=== EXERCISE DIRECTIONS ===
Gather all lines in the entries below that include the word "label".

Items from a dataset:
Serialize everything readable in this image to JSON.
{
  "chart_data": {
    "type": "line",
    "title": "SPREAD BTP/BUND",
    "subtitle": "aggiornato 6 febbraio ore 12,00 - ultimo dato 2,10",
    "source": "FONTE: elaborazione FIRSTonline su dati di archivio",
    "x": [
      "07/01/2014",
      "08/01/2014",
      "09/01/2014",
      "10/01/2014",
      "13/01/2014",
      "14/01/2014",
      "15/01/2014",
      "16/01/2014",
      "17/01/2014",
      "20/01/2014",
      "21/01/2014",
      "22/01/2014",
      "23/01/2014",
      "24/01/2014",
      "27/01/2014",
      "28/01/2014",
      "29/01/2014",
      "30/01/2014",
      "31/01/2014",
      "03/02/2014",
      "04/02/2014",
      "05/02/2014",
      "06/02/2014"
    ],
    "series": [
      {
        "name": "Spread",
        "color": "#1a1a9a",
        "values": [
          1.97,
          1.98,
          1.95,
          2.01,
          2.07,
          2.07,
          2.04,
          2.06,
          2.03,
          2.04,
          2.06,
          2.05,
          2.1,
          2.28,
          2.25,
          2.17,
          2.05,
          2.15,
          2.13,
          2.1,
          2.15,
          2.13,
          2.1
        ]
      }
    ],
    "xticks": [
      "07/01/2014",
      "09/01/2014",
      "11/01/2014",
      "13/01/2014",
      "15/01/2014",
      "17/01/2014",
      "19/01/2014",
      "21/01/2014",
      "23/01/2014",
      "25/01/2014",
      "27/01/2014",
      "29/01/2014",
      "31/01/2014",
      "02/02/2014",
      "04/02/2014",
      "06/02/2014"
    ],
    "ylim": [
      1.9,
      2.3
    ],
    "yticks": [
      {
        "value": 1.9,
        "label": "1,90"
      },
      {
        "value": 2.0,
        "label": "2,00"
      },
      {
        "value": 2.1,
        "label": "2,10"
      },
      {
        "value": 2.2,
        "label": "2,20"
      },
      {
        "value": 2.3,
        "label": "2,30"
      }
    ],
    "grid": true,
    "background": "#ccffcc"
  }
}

=== THE COMPLETED TASK ===
        "label": "1,90"
        "label": "2,00"
        "label": "2,10"
        "label": "2,20"
        "label": "2,30"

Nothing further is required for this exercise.